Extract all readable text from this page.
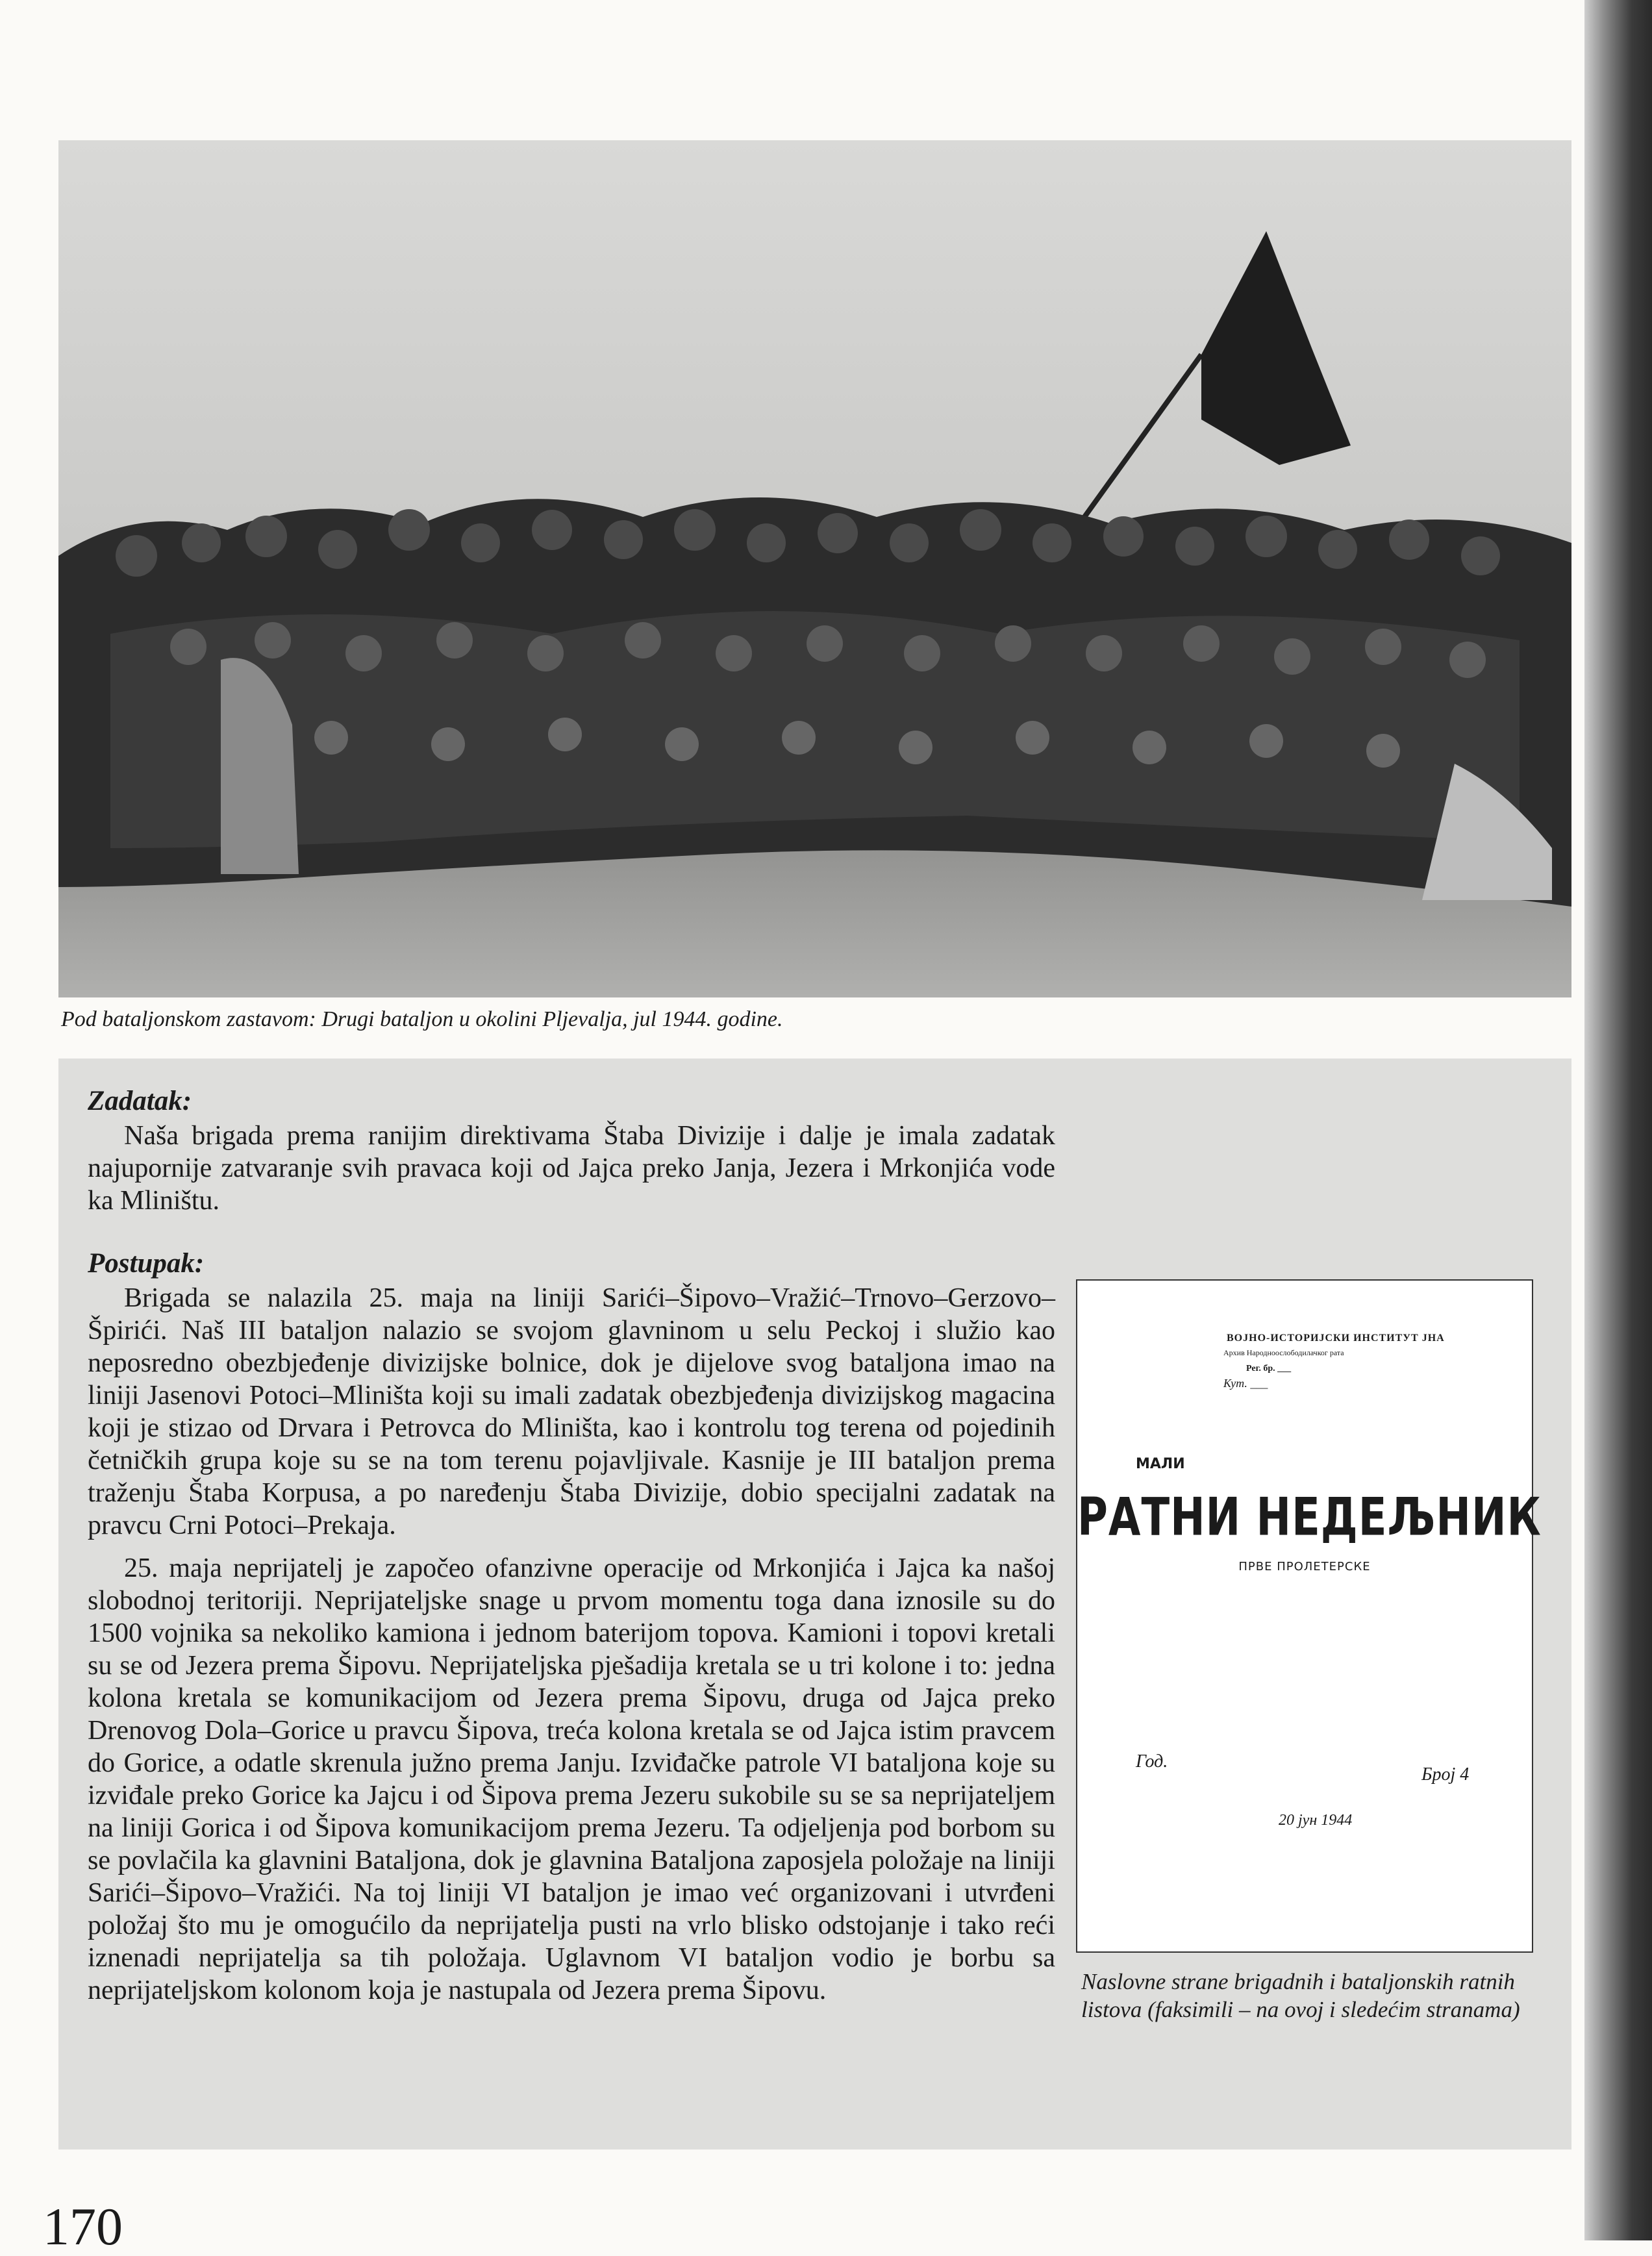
Pod bataljonskom zastavom: Drugi bataljon u okolini Pljevalja, jul 1944. godine.
Zadatak:

Naša brigada prema ranijim direktivama Štaba Divizije i dalje je imala zadatak najupornije zatvaranje svih pravaca koji od Jajca preko Janja, Jezera i Mrkonjića vode ka Mliništu.

Postupak:

Brigada se nalazila 25. maja na liniji Sarići–Šipovo–Vražić–Trnovo–Gerzovo–Špirići. Naš III bataljon nalazio se svojom glavninom u selu Peckoj i služio kao neposredno obezbjeđenje divizijske bolnice, dok je dijelove svog bataljona imao na liniji Jasenovi Potoci–Mliništa koji su imali zadatak obezbjeđenja divizijskog magacina koji je stizao od Drvara i Petrovca do Mliništa, kao i kontrolu tog terena od pojedinih četničkih grupa koje su se na tom terenu pojavljivale. Kasnije je III bataljon prema traženju Štaba Korpusa, a po naređenju Štaba Divizije, dobio specijalni zadatak na pravcu Crni Potoci–Prekaja.

25. maja neprijatelj je započeo ofanzivne operacije od Mrkonjića i Jajca ka našoj slobodnoj teritoriji. Neprijateljske snage u prvom momentu toga dana iznosile su do 1500 vojnika sa nekoliko kamiona i jednom baterijom topova. Kamioni i topovi kretali su se od Jezera prema Šipovu. Neprijateljska pješadija kretala se u tri kolone i to: jedna kolona kretala se komunikacijom od Jezera prema Šipovu, druga od Jajca preko Drenovog Dola–Gorice u pravcu Šipova, treća kolona kretala se od Jajca istim pravcem do Gorice, a odatle skrenula južno prema Janju. Izviđačke patrole VI bataljona koje su izviđale preko Gorice ka Jajcu i od Šipova prema Jezeru sukobile su se sa neprijateljem na liniji Gorica i od Šipova komunikacijom prema Jezeru. Ta odjeljenja pod borbom su se povlačila ka glavnini Bataljona, dok je glavnina Bataljona zaposjela položaje na liniji Sarići–Šipovo–Vražići. Na toj liniji VI bataljon je imao već organizovani i utvrđeni položaj što mu je omogućilo da neprijatelja pusti na vrlo blisko odstojanje i tako reći iznenadi neprijatelja sa tih položaja. Uglavnom VI bataljon vodio je borbu sa neprijateljskom kolonom koja je nastupala od Jezera prema Šipovu.

ВОЈНО-ИСТОРИЈСКИ ИНСТИТУТ ЈНА
Архив Народноослободилачког рата
Рег. бр. ___
Кут. ___
МАЛИ
РАТНИ НЕДЕЉНИК
ПРВЕ ПРОЛЕТЕРСКЕ
Год.
Број 4
20 јун 1944
Naslovne strane brigadnih i bataljonskih ratnih listova (faksimili – na ovoj i sledećim stranama)
170
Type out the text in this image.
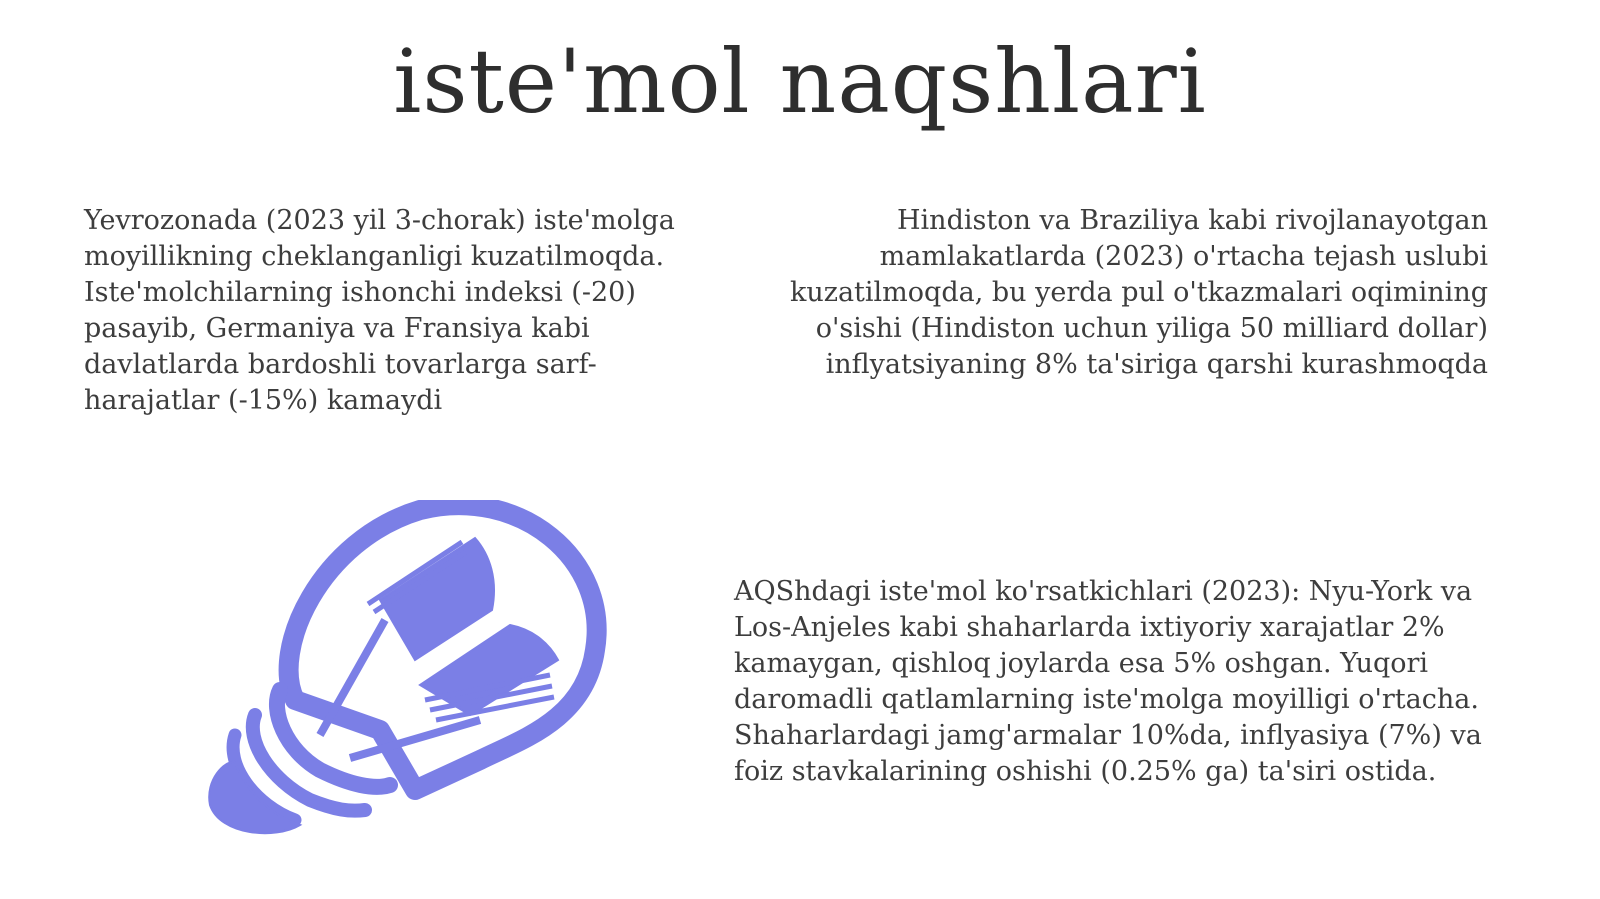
iste'mol naqshlari

Yevrozonada (2023 yil 3-chorak) iste'molga moyillikning cheklanganligi kuzatilmoqda. Iste'molchilarning ishonchi indeksi (-20) pasayib, Germaniya va Fransiya kabi davlatlarda bardoshli tovarlarga sarf-harajatlar (-15%) kamaydi

Hindiston va Braziliya kabi rivojlanayotgan mamlakatlarda (2023) o'rtacha tejash uslubi kuzatilmoqda, bu yerda pul o'tkazmalari oqimining o'sishi (Hindiston uchun yiliga 50 milliard dollar) inflyatsiyaning 8% ta'siriga qarshi kurashmoqda

AQShdagi iste'mol ko'rsatkichlari (2023): Nyu-York va Los-Anjeles kabi shaharlarda ixtiyoriy xarajatlar 2% kamaygan, qishloq joylarda esa 5% oshgan. Yuqori daromadli qatlamlarning iste'molga moyilligi o'rtacha. Shaharlardagi jamg'armalar 10%da, inflyasiya (7%) va foiz stavkalarining oshishi (0.25% ga) ta'siri ostida.
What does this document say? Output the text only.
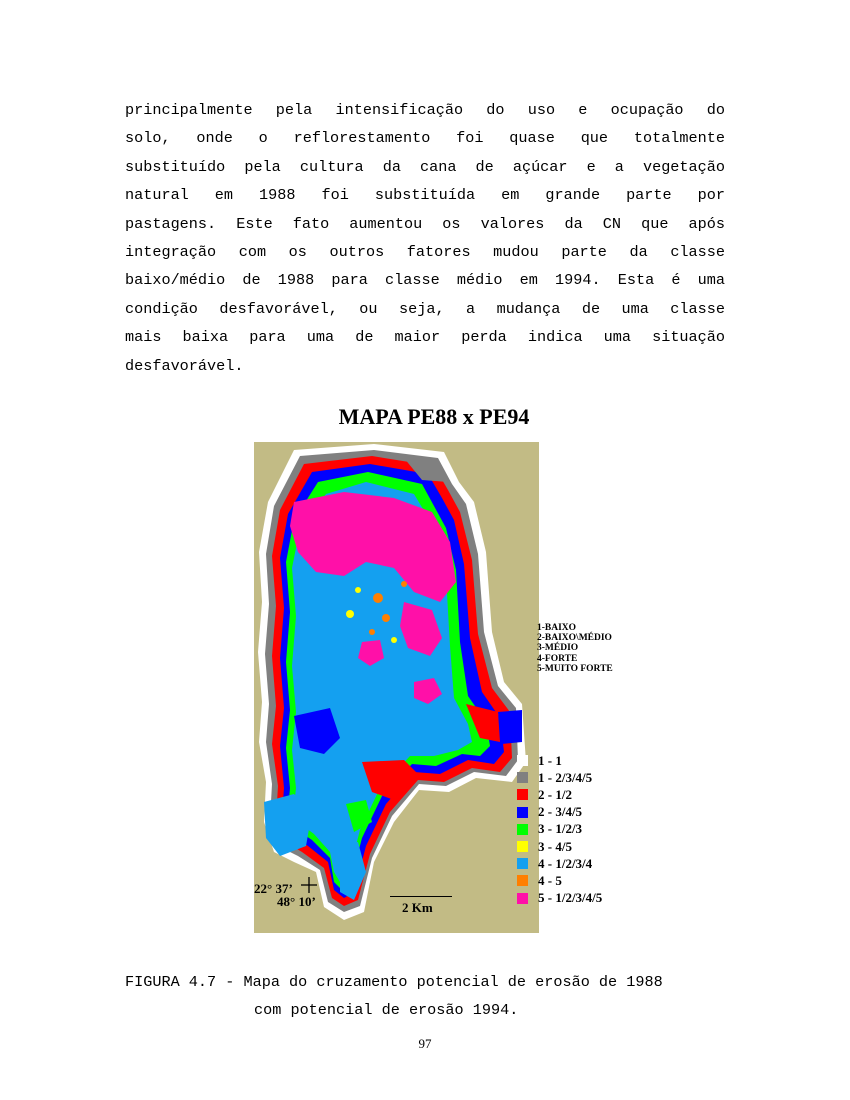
principalmente pela intensificação do uso e ocupação do
solo, onde o reflorestamento foi quase que totalmente
substituído pela cultura da cana de açúcar e a vegetação
natural em 1988 foi substituída em grande parte por
pastagens. Este fato aumentou os valores da CN que após
integração com os outros fatores mudou parte da classe
baixo/médio de 1988 para classe médio em 1994. Esta é uma
condição desfavorável, ou seja, a mudança de uma classe
mais baixa para uma de maior perda indica uma situação
desfavorável.
MAPA PE88 x PE94
1-BAIXO
2-BAIXO\MÉDIO
3-MÉDIO
4-FORTE
5-MUITO FORTE
1 - 1
1 - 2/3/4/5
2 - 1/2
2 - 3/4/5
3 - 1/2/3
3 - 4/5
4 - 1/2/3/4
4 - 5
5 - 1/2/3/4/5
22° 37’
48° 10’	2 Km
FIGURA 4.7 - Mapa do cruzamento potencial de erosão de 1988
com potencial de erosão 1994.
97
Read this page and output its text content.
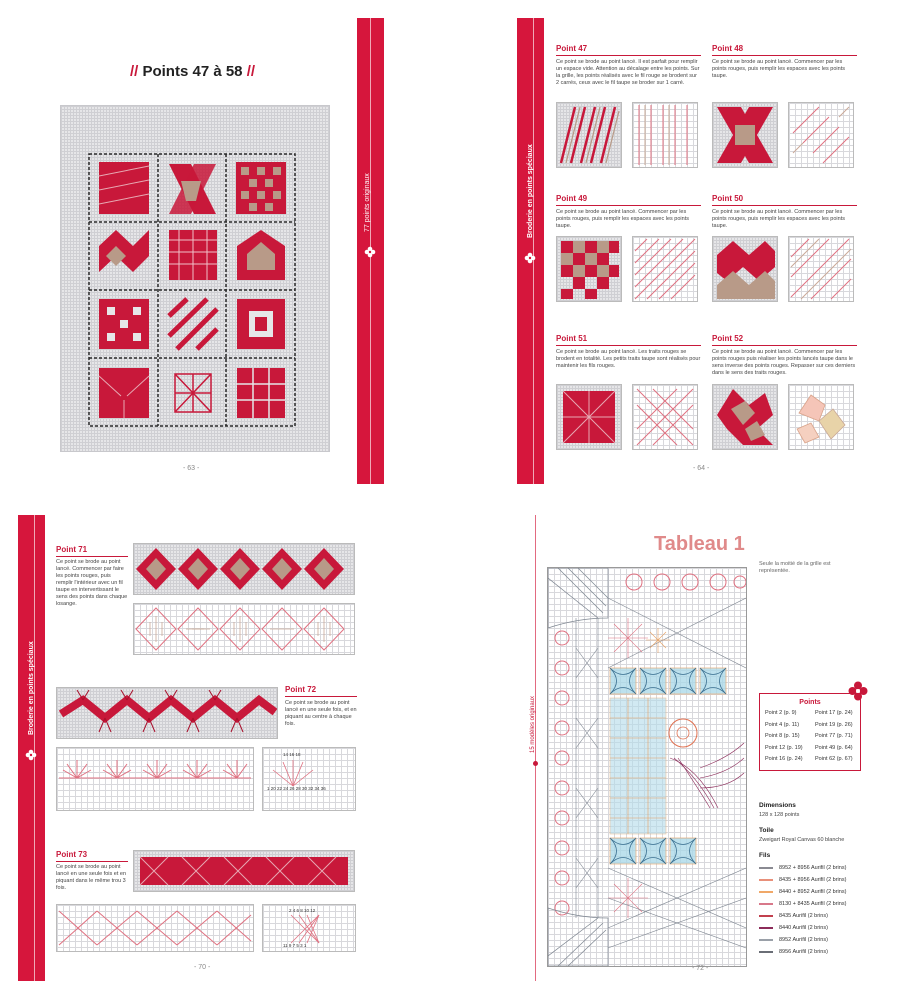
// Points 47 à 58 //
- 63 -
77 points originaux	Broderie en points spéciaux
Point 47
Ce point se brode au point lancé. Il est parfait pour remplir un espace vide. Attention au décalage entre les points. Sur la grille, les points réalisés avec le fil rouge se brodent sur 2 carrés, ceux avec le fil taupe se broder sur 1 carré.
Point 48
Ce point se brode au point lancé. Commencer par les points rouges, puis remplir les espaces avec les points taupe.
Point 49
Ce point se brode au point lancé. Commencer par les points rouges, puis remplir les espaces avec les points taupe.
Point 50
Ce point se brode au point lancé. Commencer par les points rouges, puis remplir les espaces avec les points taupe.
Point 51
Ce point se brode au point lancé. Les traits rouges se brodent en totalité. Les petits traits taupe sont réalisés pour maintenir les fils rouges.
Point 52
Ce point se brode au point lancé. Commencer par les points rouges puis réaliser les points lancés taupe dans le sens inverse des points rouges. Repasser sur ces derniers dans le sens des traits rouges.
- 64 -
Broderie en points spéciaux
Point 71
Ce point se brode au point lancé. Commencer par faire les points rouges, puis remplir l'intérieur avec un fil taupe en intervertissant le sens des points dans chaque losange.
Point 72
Ce point se brode au point lancé en une seule fois, et en piquant au centre à chaque fois.
14 16 18
1 20 22 24 26 28 30 32 34 36
Point 73
Ce point se brode au point lancé en une seule fois et en piquant dans le même trou 3 fois.
2 4 6 8 10 12
11 9 7 5 3 1
- 70 -
15 modèles originaux
Tableau 1
Seule la moitié de la grille est représentée.
Points
Point 2 (p. 9)	Point 17 (p. 24)
Point 4 (p. 11)	Point 19 (p. 26)
Point 8 (p. 15)	Point 77 (p. 71)
Point 12 (p. 19)	Point 49 (p. 64)
Point 16 (p. 24)	Point 62 (p. 67)
Dimensions
128 x 128 points
Toile
Zweigart Royal Canvas 60 blanche
Fils
8952 + 8956 Aurifil (2 brins)
8435 + 8956 Aurifil (2 brins)
8440 + 8952 Aurifil (2 brins)
8130 + 8435 Aurifil (2 brins)
8435 Aurifil (2 brins)
8440 Aurifil (2 brins)
8952 Aurifil (2 brins)
8956 Aurifil (2 brins)
- 72 -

> _Short task_:
Review the material and copy each line in which the word "koji" appears.

> _Written solution_:
Naša brigada prema ranijim direktivama Štaba Divizije i dalje je imala zadatak najupornije zatvaranje svih pravaca koji od Jajca preko Janja, Jezera i Mrkonjića vode ka Mliništu.
Brigada se nalazila 25. maja na liniji Sarići–Šipovo–Vražić–Trnovo–Gerzovo–Špirići. Naš III bataljon nalazio se svojom glavninom u selu Peckoj i služio kao neposredno obezbjeđenje divizijske bolnice, dok je dijelove svog bataljona imao na liniji Jasenovi Potoci–Mliništa koji su imali zadatak obezbjeđenja divizijskog magacina koji je stizao od Drvara i Petrovca do Mliništa, kao i kontrolu tog terena od pojedinih četničkih grupa koje su se na tom terenu pojavljivale. Kasnije je III bataljon prema traženju Štaba Korpusa, a po naređenju Štaba Divizije, dobio specijalni zadatak na pravcu Crni Potoci–Prekaja.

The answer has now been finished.